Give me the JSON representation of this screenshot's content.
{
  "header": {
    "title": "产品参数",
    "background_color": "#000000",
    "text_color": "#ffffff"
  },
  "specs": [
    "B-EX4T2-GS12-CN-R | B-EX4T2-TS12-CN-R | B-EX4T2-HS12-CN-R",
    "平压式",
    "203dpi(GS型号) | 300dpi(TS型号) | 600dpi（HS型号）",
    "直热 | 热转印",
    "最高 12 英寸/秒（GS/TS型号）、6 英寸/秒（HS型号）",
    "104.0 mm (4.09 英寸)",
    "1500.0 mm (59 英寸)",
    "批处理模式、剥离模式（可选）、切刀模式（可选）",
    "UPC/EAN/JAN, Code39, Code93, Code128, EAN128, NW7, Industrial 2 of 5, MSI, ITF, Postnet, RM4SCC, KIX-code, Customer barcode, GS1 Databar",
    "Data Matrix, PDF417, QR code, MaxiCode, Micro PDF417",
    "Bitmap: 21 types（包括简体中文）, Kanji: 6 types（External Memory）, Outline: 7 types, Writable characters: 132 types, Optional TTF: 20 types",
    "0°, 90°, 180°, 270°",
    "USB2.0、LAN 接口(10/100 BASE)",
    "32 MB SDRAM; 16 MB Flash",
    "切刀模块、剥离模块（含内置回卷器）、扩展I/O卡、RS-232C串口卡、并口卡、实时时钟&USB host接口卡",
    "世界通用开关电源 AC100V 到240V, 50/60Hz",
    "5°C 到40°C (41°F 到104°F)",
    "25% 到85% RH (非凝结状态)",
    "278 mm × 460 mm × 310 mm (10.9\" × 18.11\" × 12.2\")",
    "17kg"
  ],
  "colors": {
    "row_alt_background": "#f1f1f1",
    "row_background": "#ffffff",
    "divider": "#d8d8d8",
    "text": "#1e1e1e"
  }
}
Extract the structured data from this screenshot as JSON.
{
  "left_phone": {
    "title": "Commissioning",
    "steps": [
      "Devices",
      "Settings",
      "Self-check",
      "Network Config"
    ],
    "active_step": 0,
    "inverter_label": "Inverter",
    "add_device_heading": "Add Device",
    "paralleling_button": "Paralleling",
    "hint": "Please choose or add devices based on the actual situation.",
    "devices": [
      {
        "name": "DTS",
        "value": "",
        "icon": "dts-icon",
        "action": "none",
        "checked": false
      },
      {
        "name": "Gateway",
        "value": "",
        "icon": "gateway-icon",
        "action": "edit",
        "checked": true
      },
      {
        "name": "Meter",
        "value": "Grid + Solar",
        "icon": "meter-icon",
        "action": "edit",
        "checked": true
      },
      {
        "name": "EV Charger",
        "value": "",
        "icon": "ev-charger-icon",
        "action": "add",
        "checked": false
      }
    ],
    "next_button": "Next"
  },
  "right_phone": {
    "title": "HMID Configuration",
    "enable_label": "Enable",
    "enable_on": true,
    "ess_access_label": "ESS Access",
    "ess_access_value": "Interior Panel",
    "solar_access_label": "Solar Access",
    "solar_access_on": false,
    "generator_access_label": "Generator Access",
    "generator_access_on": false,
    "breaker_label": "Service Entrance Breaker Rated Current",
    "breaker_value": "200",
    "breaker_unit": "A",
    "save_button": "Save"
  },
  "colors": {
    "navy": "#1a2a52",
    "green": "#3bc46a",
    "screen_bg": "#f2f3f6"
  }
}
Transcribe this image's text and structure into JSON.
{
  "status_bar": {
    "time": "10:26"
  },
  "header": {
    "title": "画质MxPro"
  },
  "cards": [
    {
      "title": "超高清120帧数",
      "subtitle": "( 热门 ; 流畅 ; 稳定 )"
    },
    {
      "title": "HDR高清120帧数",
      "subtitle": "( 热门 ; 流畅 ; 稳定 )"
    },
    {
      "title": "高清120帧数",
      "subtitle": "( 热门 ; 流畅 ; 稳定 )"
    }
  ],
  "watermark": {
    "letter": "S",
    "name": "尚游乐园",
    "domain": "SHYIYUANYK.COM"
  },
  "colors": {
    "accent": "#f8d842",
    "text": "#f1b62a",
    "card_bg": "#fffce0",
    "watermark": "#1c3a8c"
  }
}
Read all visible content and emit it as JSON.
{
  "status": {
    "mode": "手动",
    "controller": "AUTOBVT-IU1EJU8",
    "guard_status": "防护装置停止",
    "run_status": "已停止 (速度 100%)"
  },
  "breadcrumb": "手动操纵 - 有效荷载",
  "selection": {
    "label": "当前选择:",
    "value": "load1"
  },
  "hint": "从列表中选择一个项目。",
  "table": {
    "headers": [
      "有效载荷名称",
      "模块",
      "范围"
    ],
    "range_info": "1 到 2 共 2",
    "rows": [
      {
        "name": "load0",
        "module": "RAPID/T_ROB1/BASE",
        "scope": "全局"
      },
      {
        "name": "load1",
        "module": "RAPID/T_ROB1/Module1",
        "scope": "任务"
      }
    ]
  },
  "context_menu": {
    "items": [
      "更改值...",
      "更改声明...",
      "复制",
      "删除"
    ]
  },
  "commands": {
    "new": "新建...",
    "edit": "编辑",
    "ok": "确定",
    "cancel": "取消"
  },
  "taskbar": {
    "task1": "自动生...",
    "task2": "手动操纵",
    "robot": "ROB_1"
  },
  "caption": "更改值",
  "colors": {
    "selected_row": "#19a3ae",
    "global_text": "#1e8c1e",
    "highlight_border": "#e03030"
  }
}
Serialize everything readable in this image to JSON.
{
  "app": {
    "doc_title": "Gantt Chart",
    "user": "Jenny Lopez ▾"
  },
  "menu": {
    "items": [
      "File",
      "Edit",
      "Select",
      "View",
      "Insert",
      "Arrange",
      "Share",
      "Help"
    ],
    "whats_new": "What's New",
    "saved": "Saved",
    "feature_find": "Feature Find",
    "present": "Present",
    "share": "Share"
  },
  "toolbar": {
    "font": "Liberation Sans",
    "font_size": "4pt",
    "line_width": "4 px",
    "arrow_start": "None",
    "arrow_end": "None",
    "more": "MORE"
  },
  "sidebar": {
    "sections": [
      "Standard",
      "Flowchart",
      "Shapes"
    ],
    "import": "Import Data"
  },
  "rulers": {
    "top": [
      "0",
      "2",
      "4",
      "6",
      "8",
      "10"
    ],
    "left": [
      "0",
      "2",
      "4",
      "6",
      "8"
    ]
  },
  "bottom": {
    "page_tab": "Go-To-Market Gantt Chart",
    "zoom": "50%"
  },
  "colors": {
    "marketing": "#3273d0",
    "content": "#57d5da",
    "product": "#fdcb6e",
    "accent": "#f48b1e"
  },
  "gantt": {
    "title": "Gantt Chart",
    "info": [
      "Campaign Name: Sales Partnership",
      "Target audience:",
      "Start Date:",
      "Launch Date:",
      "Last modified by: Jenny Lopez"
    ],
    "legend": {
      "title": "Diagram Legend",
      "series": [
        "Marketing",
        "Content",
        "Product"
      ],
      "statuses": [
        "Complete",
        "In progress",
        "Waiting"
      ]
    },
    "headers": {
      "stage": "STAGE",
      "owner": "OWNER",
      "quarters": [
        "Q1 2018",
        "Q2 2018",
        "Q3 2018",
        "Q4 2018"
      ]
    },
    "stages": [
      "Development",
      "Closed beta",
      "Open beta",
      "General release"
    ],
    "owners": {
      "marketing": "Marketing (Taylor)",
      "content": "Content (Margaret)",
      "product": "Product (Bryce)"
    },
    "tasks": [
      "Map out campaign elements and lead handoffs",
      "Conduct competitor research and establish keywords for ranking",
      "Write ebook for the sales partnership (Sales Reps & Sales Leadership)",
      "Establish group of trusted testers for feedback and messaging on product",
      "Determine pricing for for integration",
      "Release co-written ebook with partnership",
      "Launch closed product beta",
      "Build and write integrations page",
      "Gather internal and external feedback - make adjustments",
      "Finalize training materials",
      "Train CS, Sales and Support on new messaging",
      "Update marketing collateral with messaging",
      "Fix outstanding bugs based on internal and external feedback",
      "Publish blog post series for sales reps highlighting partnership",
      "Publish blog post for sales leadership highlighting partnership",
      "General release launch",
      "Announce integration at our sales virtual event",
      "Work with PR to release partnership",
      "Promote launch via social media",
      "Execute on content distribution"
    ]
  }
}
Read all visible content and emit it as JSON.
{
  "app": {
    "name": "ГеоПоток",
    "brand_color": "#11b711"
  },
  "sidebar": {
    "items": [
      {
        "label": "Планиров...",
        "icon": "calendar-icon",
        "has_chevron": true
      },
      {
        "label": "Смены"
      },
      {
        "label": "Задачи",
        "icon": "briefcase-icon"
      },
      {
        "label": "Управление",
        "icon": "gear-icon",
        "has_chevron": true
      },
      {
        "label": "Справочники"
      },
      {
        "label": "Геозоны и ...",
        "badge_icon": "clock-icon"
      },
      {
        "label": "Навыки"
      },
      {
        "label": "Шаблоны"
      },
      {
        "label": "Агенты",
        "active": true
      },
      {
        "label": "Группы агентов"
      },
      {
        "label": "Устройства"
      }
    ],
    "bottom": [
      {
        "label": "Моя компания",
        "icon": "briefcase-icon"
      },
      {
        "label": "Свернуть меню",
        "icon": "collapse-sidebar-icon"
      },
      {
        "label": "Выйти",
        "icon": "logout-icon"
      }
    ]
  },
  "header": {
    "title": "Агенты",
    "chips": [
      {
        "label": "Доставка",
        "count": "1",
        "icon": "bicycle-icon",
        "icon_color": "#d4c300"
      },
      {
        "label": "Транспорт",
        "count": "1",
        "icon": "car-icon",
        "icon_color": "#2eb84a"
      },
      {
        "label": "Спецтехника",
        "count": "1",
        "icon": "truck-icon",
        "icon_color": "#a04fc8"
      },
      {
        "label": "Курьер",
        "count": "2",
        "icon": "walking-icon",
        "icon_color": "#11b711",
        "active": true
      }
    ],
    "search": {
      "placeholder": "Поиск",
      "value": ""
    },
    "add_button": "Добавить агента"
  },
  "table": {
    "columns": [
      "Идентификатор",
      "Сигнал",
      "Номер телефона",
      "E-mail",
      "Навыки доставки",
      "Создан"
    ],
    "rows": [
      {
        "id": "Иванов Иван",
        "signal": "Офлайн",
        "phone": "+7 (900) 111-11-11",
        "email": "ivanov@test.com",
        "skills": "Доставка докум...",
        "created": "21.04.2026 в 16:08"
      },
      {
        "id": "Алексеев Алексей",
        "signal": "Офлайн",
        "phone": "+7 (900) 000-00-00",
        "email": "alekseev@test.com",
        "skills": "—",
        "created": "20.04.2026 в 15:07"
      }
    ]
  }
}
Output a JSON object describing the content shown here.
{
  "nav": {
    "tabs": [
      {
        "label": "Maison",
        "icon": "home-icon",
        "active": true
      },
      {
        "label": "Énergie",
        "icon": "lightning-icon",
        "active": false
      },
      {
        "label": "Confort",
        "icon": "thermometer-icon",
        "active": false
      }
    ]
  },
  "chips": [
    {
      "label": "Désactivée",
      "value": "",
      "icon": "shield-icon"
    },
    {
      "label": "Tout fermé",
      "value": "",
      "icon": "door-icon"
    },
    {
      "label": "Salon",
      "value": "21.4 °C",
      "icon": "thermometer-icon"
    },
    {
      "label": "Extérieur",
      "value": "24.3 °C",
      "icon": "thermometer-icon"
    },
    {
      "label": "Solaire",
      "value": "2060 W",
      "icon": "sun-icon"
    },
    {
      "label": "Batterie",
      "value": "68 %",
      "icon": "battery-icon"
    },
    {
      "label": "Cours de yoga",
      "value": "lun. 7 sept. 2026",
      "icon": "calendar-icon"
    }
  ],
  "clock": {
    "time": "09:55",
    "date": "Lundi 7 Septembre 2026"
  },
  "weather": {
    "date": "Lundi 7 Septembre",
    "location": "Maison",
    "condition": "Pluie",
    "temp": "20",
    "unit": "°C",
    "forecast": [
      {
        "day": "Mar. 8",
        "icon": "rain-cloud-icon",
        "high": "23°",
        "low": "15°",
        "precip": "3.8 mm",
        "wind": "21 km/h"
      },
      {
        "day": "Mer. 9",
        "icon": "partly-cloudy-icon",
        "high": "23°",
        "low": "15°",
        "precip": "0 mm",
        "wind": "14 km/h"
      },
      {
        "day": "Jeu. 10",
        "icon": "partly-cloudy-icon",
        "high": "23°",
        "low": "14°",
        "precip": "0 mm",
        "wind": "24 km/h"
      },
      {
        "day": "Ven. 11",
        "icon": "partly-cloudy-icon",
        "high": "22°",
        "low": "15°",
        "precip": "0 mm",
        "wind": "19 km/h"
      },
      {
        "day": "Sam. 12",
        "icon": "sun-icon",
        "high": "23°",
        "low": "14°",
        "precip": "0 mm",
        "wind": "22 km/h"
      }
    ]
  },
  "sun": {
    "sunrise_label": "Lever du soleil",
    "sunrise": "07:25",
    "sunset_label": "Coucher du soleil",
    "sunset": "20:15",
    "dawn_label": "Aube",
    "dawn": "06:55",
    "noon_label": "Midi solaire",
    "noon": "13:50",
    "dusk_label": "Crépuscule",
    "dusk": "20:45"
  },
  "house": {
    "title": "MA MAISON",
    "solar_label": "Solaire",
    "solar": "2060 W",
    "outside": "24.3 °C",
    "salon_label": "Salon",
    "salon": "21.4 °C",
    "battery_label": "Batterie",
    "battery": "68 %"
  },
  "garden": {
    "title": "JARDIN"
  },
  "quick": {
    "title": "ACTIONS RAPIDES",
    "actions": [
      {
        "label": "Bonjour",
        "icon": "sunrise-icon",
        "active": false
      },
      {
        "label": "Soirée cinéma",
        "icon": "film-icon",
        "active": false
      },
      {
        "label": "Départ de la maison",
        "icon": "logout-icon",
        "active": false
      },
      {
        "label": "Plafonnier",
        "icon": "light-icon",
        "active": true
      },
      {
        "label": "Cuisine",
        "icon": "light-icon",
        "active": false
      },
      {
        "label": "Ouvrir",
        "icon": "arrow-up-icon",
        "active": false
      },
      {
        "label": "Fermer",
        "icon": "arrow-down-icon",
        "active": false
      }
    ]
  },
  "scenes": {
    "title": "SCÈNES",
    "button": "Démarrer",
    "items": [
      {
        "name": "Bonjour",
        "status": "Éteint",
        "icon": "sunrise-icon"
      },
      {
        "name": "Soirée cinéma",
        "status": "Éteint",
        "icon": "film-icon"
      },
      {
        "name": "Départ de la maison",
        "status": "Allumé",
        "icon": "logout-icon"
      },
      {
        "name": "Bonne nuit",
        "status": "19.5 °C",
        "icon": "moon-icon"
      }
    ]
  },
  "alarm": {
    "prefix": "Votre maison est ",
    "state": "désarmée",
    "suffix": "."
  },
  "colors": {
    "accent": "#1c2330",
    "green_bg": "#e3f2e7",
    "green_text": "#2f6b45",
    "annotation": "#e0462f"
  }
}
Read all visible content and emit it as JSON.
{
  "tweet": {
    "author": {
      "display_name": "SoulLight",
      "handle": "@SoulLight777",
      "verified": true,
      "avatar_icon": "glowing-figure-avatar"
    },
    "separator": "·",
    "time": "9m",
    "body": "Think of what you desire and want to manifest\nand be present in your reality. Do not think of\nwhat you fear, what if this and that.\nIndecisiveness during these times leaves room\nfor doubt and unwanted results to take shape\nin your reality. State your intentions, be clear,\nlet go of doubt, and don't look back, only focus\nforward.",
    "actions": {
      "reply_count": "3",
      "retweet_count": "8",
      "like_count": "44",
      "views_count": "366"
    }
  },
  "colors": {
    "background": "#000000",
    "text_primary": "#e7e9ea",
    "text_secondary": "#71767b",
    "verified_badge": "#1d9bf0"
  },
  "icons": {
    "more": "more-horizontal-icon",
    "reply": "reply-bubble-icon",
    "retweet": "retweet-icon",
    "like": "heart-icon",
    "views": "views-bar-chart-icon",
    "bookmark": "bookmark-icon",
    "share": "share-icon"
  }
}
#####
• Exercise:
Wherever the string "soleil" appears in the entries above, list that line.

• Reply to the exercise:
    "sunrise_label": "Lever du soleil",
    "sunset_label": "Coucher du soleil",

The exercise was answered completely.